**Stated exercise:**
Return every line in the material that contains the string "detail". Case counts.

Lines of data:
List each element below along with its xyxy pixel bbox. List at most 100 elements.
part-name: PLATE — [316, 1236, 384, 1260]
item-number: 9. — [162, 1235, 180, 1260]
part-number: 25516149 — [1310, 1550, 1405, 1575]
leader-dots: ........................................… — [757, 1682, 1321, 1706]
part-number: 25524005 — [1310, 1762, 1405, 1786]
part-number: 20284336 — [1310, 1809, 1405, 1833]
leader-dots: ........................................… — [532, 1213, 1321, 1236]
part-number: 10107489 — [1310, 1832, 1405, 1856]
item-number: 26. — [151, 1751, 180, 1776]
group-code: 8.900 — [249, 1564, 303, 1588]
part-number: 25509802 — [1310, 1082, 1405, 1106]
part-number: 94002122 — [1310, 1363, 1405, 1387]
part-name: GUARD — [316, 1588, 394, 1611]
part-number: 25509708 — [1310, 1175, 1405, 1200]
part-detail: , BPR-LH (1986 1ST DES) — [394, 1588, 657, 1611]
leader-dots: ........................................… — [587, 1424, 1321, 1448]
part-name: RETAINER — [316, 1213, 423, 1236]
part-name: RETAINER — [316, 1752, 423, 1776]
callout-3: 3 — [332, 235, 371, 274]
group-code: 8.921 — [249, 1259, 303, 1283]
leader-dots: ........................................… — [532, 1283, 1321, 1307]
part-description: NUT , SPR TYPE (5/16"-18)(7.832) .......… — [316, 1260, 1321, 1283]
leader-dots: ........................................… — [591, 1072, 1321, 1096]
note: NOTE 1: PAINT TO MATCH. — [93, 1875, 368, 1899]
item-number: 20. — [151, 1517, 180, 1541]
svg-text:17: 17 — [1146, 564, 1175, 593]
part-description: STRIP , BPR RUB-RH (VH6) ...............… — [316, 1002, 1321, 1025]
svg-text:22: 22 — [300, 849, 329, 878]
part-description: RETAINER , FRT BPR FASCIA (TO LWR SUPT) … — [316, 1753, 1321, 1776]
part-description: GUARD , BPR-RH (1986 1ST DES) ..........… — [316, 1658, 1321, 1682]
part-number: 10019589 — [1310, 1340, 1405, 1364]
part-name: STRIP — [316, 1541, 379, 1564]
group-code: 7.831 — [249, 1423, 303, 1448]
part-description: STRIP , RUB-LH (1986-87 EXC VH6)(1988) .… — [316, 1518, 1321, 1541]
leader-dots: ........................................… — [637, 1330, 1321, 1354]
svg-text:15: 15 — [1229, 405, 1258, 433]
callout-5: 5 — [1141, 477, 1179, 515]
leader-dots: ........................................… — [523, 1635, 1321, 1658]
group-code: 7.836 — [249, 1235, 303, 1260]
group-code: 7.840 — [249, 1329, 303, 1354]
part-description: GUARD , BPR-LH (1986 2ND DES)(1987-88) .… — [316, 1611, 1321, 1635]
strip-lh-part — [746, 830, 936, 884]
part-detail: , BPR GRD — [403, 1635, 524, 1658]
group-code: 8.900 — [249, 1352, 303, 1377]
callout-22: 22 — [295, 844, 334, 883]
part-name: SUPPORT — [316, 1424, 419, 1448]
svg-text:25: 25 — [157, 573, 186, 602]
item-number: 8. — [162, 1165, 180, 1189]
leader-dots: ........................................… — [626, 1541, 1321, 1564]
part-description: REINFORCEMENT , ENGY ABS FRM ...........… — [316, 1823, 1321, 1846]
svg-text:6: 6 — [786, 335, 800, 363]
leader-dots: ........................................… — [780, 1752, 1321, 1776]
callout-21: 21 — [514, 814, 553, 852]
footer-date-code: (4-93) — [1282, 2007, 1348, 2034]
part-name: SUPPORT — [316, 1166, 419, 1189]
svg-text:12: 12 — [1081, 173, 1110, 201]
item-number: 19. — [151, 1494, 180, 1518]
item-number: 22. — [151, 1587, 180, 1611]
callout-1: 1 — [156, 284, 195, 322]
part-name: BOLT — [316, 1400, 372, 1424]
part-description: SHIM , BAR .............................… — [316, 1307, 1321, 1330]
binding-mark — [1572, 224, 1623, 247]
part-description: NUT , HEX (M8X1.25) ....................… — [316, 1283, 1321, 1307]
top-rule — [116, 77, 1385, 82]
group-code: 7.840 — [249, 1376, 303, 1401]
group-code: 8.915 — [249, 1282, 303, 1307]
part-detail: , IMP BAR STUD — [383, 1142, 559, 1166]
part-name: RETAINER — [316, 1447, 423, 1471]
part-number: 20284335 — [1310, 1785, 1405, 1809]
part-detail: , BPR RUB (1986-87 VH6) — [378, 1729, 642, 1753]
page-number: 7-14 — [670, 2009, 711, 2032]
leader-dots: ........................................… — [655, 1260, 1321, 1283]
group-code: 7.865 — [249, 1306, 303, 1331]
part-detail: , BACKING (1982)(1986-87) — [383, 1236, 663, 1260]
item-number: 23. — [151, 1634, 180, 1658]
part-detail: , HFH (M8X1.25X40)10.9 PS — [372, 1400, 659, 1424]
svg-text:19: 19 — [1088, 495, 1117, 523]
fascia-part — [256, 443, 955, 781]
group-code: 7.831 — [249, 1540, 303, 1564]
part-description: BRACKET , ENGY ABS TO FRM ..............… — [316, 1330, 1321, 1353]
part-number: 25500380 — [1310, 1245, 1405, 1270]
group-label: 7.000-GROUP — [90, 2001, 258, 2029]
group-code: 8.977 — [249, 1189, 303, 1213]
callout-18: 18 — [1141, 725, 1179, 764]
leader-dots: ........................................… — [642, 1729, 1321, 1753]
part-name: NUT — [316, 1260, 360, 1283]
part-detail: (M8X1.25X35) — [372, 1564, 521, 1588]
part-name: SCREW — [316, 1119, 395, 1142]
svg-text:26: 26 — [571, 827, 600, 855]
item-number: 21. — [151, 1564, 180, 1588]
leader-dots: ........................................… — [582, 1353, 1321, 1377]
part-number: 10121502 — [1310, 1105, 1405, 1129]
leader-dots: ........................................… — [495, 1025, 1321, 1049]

**Full solution:**
part-detail: , BPR-LH (1986 1ST DES) — [394, 1588, 657, 1611]
part-detail: , BPR GRD — [403, 1635, 524, 1658]
part-detail: , IMP BAR STUD — [383, 1142, 559, 1166]
part-detail: , BPR RUB (1986-87 VH6) — [378, 1729, 642, 1753]
part-detail: , BACKING (1982)(1986-87) — [383, 1236, 663, 1260]
part-detail: , HFH (M8X1.25X40)10.9 PS — [372, 1400, 659, 1424]
part-detail: (M8X1.25X35) — [372, 1564, 521, 1588]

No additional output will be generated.